PAGE EXTRACT.
::::

Due to memory issues with the GPU on my laptop, Google Colab was used to train this model. You can use Colab to use a T4 GPU free of charge if you want to run this notebook there. The exact same code was run and can be viewed here:  
https://colab.research.google.com/drive/1o0dudLqBLVJ4Eq0zEIlBCL5zWu9nP_bp#scrollTo=su3veNmRFwbn

In [None]:
import random

import numpy as np
import pandas as pd

from tqdm.notebook import tqdm

from sklearn.metrics import f1_score, classification_report

import torch
from torch.utils.data import DataLoader


from transformers import (BertForSequenceClassification, 
                          BertTokenizerFast,
                          PreTrainedTokenizerFast,
                          DataCollatorWithPadding,
                          AdamW,
                          get_scheduler
                         )

::::

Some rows
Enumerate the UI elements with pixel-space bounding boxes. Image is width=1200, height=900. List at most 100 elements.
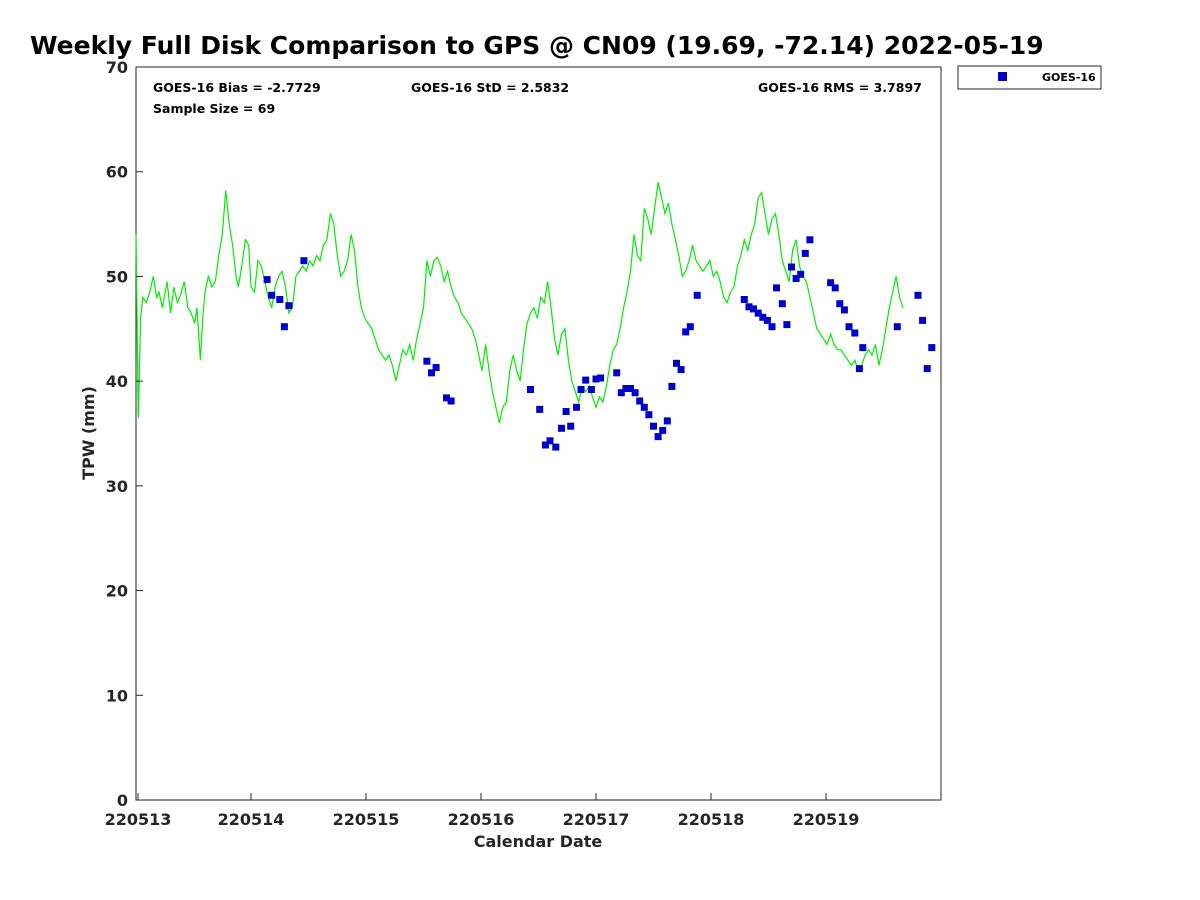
y-tick-label: 0 [117,791,128,810]
goes-16-point [778,300,786,308]
std-stat: GOES-16 StD = 2.5832 [411,80,569,95]
goes-16-point [617,389,625,397]
legend-box [957,65,1102,90]
goes-16-point [836,300,844,308]
goes-16-point [636,397,644,405]
x-tick-label: 220515 [333,810,400,829]
x-tick-label: 220513 [105,810,172,829]
x-axis-label: Calendar Date [474,832,603,851]
rms-stat: GOES-16 RMS = 3.7897 [758,80,922,95]
goes-16-point [827,279,835,287]
x-tick-label: 220514 [218,810,285,829]
chart-title: Weekly Full Disk Comparison to GPS @ CN0… [30,31,1044,60]
goes-16-point [567,422,575,430]
goes-16-point [792,275,800,282]
goes-16-point [693,291,701,299]
bias-stat: GOES-16 Bias = -2.7729 [153,80,321,95]
goes-16-point [831,284,839,292]
goes-16-point [668,382,676,390]
goes-16-point [577,386,585,393]
goes-16-point [597,374,605,382]
goes-16-point [552,443,560,451]
goes-16-point [592,375,600,383]
goes-16-point [773,284,780,292]
goes-16-point [285,302,293,310]
x-tick-label: 220519 [793,810,860,829]
goes-16-point [650,422,657,430]
y-tick-label: 70 [106,58,128,77]
goes-16-point [432,364,440,371]
goes-16-point [631,389,639,397]
x-axis: 220513 220514 220515 220516 220517 220518 2205… [105,793,860,829]
y-tick-label: 20 [106,582,128,601]
y-tick-label: 50 [106,267,128,286]
goes-16-point [587,386,595,393]
goes-16-point [659,426,667,434]
goes-16-point [682,328,690,336]
goes-16-point [740,296,748,303]
goes-16-point [801,249,809,257]
goes-16-point [754,309,762,317]
goes-16-point [806,236,814,244]
goes-16-point [447,397,455,405]
goes-16-point [527,386,534,393]
goes-16-point [645,411,653,419]
goes-16-point [845,323,853,331]
goes-16-point [928,344,936,352]
y-tick-label: 10 [106,686,128,705]
goes-16-point [840,306,848,314]
goes-16-point [562,408,570,415]
goes-16-point [613,369,621,377]
goes-16-point [558,424,565,432]
goes-16-point [783,321,791,329]
gps-series-line [135,182,904,424]
goes-16-point [428,369,435,377]
legend-label: GOES-16 [1042,71,1096,84]
y-tick-label: 30 [106,477,128,496]
x-tick-label: 220517 [563,810,630,829]
goes-16-point [763,316,771,324]
goes-16-point [914,291,922,299]
y-axis-label: TPW (mm) [79,386,98,480]
goes-16-point [640,403,648,411]
goes-16-points [263,236,936,451]
goes-16-point [750,305,757,313]
goes-16-point [759,313,767,321]
goes-16-point [919,316,927,324]
plot-area [135,66,942,801]
goes-16-point [745,303,753,311]
goes-16-point [788,263,795,271]
goes-16-point [263,276,271,284]
goes-16-point [276,296,284,303]
goes-16-point [855,365,863,373]
goes-16-point [423,357,431,365]
goes-16-point [768,323,776,331]
x-tick-label: 220516 [448,810,515,829]
y-axis: 0 10 20 30 40 50 60 70 [106,58,143,810]
goes-16-point [859,344,867,352]
goes-16-point [627,385,634,392]
goes-16-point [893,323,901,331]
goes-16-point [923,365,931,373]
goes-16-point [541,441,549,449]
goes-16-point [673,359,680,367]
goes-16-point [443,394,450,402]
x-tick-label: 220518 [678,810,745,829]
goes-16-point [663,417,671,425]
goes-16-point [677,366,685,374]
plot-background [135,66,942,801]
y-tick-label: 40 [106,372,128,391]
legend: GOES-16 [957,65,1102,90]
goes-16-point [546,437,554,445]
goes-16-point [797,270,805,278]
goes-16-point [300,257,308,265]
goes-16-point [536,405,544,413]
goes-16-point [573,403,580,411]
sample-size-stat: Sample Size = 69 [153,101,275,116]
goes-16-point [654,433,662,441]
goes-16-point [686,323,694,331]
goes-16-point [268,291,276,299]
goes-16-point [851,329,859,337]
goes-16-point [280,323,288,331]
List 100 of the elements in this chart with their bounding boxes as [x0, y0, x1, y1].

::::

WHAT YOU WILL DO. Carry on the notebook extract about training the model in Colab from the point where it stops, after its final import statement.

RESULT FOR THIS TASK.
import datasets

In [None]:
SEED = 3141
random.seed(SEED)
np.random.seed(SEED)
torch.manual_seed(SEED)

In [None]:
# Modeling globals
BERT = 'nlpaueb/sec-bert-base'
BSZ = 16
MAX_LEN = 256
LR = 0.0003
EPOCHS = 5
WARMUP_STEPS = 1000

# Other globals
WEIGHT_DIR = '../weights/financial-sentiment/'

In [None]:
DEVICE = 'cuda' if torch.cuda.is_available() else 'cpu'
if DEVICE == 'cuda':
    print('Using GPU!')
else:
    print('Using CPU!')

In [None]:
# Import and prep data
data = datasets.load_dataset(
    "JanosAudran/financial-reports-sec",
    "small_lite",
    split="train"
)

# Downsample to train=20k and test=2k
data = data.train_test_split(train_size=0.1, test_size=0.01, seed=SEED)


tokenizer = BertTokenizerFast.from_pretrained(BERT)

def tokenize_fx(item, tokenizer: PreTrainedTokenizerFast=tokenizer):
    return tokenizer(
        text=item['sentence'],
        truncation='longest_first',
        padding='max_length',
        max_length=MAX_LEN,
        is_split_into_words=False,
        return_tensors='pt'
    )

def get_label(item, label='30d'):
    temp = pd.DataFrame(item['labels']).astype(float)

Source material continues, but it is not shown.